── LISTING

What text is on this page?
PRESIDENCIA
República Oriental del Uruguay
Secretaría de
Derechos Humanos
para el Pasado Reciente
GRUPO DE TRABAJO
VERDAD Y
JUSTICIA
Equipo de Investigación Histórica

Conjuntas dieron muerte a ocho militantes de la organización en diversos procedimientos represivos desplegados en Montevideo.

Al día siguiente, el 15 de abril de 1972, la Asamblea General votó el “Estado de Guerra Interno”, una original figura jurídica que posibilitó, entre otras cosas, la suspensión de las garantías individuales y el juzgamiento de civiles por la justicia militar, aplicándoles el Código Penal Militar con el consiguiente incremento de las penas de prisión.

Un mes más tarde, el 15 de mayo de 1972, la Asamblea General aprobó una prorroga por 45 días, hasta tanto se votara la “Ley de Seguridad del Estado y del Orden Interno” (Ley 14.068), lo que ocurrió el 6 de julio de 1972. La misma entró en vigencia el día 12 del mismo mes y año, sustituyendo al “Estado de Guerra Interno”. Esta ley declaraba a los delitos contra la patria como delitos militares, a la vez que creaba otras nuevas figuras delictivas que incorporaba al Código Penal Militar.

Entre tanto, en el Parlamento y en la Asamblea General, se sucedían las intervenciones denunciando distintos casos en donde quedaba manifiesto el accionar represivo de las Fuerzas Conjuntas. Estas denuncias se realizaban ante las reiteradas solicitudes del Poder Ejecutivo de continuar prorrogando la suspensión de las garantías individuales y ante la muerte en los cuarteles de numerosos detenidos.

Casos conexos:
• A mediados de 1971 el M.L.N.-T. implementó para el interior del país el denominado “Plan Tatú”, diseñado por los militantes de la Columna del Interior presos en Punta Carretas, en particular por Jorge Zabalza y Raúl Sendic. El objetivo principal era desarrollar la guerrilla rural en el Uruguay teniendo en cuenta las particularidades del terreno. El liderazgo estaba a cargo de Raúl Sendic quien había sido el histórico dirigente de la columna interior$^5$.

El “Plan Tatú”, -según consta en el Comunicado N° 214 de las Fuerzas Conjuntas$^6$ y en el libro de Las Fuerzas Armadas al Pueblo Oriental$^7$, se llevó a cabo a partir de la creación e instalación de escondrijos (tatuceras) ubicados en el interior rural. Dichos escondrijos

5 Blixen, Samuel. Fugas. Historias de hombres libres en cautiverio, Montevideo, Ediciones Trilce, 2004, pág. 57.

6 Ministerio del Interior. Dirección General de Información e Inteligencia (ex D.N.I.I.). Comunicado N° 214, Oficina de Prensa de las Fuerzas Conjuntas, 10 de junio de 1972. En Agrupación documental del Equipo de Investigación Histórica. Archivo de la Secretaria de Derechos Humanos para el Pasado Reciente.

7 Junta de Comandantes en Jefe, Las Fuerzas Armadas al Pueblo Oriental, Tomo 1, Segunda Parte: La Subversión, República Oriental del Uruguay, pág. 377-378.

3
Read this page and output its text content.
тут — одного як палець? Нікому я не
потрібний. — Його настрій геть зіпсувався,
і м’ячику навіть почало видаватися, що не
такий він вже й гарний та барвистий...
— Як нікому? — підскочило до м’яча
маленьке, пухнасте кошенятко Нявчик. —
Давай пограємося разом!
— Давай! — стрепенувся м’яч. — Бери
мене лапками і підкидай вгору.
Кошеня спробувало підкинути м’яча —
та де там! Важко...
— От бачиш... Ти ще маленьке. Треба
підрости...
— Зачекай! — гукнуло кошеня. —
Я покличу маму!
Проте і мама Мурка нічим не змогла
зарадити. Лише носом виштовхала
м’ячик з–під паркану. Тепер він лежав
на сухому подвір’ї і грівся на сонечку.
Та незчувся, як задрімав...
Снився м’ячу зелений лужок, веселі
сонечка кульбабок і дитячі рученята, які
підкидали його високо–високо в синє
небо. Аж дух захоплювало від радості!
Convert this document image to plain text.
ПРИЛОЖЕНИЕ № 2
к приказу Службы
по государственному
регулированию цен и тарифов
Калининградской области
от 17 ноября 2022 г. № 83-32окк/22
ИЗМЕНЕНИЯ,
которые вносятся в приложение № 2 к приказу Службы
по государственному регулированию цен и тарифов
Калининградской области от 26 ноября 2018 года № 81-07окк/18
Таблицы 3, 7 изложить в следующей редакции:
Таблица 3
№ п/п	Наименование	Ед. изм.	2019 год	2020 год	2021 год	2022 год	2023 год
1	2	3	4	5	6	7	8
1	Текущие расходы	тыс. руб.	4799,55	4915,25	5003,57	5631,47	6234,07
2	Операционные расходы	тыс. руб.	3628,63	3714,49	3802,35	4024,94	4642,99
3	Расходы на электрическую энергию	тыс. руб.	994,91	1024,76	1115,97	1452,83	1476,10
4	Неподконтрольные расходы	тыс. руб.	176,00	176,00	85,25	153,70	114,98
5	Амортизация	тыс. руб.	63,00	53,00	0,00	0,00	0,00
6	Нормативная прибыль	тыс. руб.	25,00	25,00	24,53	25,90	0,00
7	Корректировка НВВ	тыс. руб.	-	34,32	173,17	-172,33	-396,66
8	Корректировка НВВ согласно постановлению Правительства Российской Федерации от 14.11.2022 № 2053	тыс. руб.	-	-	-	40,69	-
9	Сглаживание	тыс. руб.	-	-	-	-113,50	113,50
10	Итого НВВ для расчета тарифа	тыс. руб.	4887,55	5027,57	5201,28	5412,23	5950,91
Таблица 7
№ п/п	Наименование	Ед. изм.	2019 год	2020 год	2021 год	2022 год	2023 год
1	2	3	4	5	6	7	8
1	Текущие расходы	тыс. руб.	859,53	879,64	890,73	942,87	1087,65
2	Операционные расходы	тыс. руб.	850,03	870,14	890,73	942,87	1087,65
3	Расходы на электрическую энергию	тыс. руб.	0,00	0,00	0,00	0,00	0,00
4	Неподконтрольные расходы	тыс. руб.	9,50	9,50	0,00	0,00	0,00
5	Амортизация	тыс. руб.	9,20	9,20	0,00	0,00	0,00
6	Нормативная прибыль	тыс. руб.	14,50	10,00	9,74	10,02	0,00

────

Collect the lines of the data that carry the word "Investigación".

Equipo de Investigación Histórica
6 Ministerio del Interior. Dirección General de Información e Inteligencia (ex D.N.I.I.). Comunicado N° 214, Oficina de Prensa de las Fuerzas Conjuntas, 10 de junio de 1972. En Agrupación documental del Equipo de Investigación Histórica. Archivo de la Secretaria de Derechos Humanos para el Pasado Reciente.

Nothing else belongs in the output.